Task to carry out:
Each entry must be given again exactly; images do not belong in the copy.

------ Material supplied

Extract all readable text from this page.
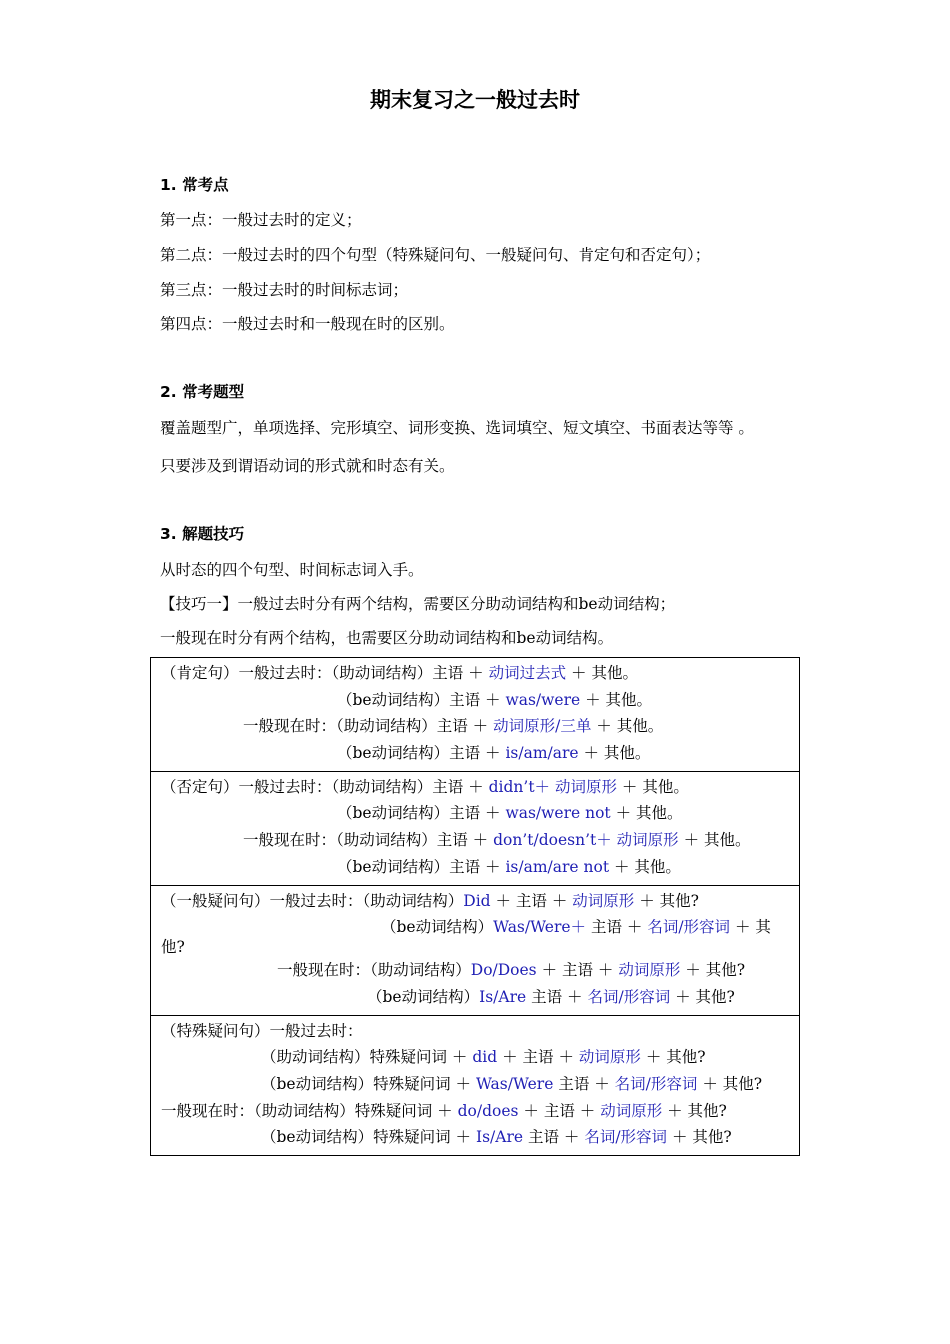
期末复习之一般过去时
1. 常考点
第一点：一般过去时的定义；
第二点：一般过去时的四个句型（特殊疑问句、一般疑问句、肯定句和否定句）；
第三点：一般过去时的时间标志词；
第四点：一般过去时和一般现在时的区别。
2. 常考题型
覆盖题型广，单项选择、完形填空、词形变换、选词填空、短文填空、书面表达等等 。
只要涉及到谓语动词的形式就和时态有关。
3. 解题技巧
从时态的四个句型、时间标志词入手。
【技巧一】一般过去时分有两个结构，需要区分助动词结构和be动词结构；
一般现在时分有两个结构，也需要区分助动词结构和be动词结构。
（肯定句）一般过去时：（助动词结构）主语 ＋ 动词过去式 ＋ 其他。
（be动词结构）主语 ＋ was/were ＋ 其他。
一般现在时：（助动词结构）主语 ＋ 动词原形/三单 ＋ 其他。
（be动词结构）主语 ＋ is/am/are ＋ 其他。

（否定句）一般过去时：（助动词结构）主语 ＋ didn’t＋ 动词原形 ＋ 其他。
（be动词结构）主语 ＋ was/were not ＋ 其他。
一般现在时：（助动词结构）主语 ＋ don’t/doesn’t＋ 动词原形 ＋ 其他。
（be动词结构）主语 ＋ is/am/are not ＋ 其他。

（一般疑问句）一般过去时：（助动词结构）Did ＋ 主语 ＋ 动词原形 ＋ 其他?
（be动词结构）Was/Were＋ 主语 ＋ 名词/形容词 ＋ 其他?
一般现在时：（助动词结构）Do/Does ＋ 主语 ＋ 动词原形 ＋ 其他?
（be动词结构）Is/Are 主语 ＋ 名词/形容词 ＋ 其他?

（特殊疑问句）一般过去时：
（助动词结构）特殊疑问词 ＋ did ＋ 主语 ＋ 动词原形 ＋ 其他?
（be动词结构）特殊疑问词 ＋ Was/Were 主语 ＋ 名词/形容词 ＋ 其他?
一般现在时：（助动词结构）特殊疑问词 ＋ do/does ＋ 主语 ＋ 动词原形 ＋ 其他?
（be动词结构）特殊疑问词 ＋ Is/Are 主语 ＋ 名词/形容词 ＋ 其他?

------------

Written response:
Extract all readable text from this page.
期末复习之一般过去时
1. 常考点
第一点：一般过去时的定义；
第二点：一般过去时的四个句型（特殊疑问句、一般疑问句、肯定句和否定句）；
第三点：一般过去时的时间标志词；
第四点：一般过去时和一般现在时的区别。
2. 常考题型
覆盖题型广，单项选择、完形填空、词形变换、选词填空、短文填空、书面表达等等 。
只要涉及到谓语动词的形式就和时态有关。
3. 解题技巧
从时态的四个句型、时间标志词入手。
【技巧一】一般过去时分有两个结构，需要区分助动词结构和be动词结构；
一般现在时分有两个结构，也需要区分助动词结构和be动词结构。
（肯定句）一般过去时：（助动词结构）主语 ＋ 动词过去式 ＋ 其他。
（be动词结构）主语 ＋ was/were ＋ 其他。
一般现在时：（助动词结构）主语 ＋ 动词原形/三单 ＋ 其他。
（be动词结构）主语 ＋ is/am/are ＋ 其他。

（否定句）一般过去时：（助动词结构）主语 ＋ didn’t＋ 动词原形 ＋ 其他。
（be动词结构）主语 ＋ was/were not ＋ 其他。
一般现在时：（助动词结构）主语 ＋ don’t/doesn’t＋ 动词原形 ＋ 其他。
（be动词结构）主语 ＋ is/am/are not ＋ 其他。

（一般疑问句）一般过去时：（助动词结构）Did ＋ 主语 ＋ 动词原形 ＋ 其他?
（be动词结构）Was/Were＋ 主语 ＋ 名词/形容词 ＋ 其他?
一般现在时：（助动词结构）Do/Does ＋ 主语 ＋ 动词原形 ＋ 其他?
（be动词结构）Is/Are 主语 ＋ 名词/形容词 ＋ 其他?

（特殊疑问句）一般过去时：
（助动词结构）特殊疑问词 ＋ did ＋ 主语 ＋ 动词原形 ＋ 其他?
（be动词结构）特殊疑问词 ＋ Was/Were 主语 ＋ 名词/形容词 ＋ 其他?
一般现在时：（助动词结构）特殊疑问词 ＋ do/does ＋ 主语 ＋ 动词原形 ＋ 其他?
（be动词结构）特殊疑问词 ＋ Is/Are 主语 ＋ 名词/形容词 ＋ 其他?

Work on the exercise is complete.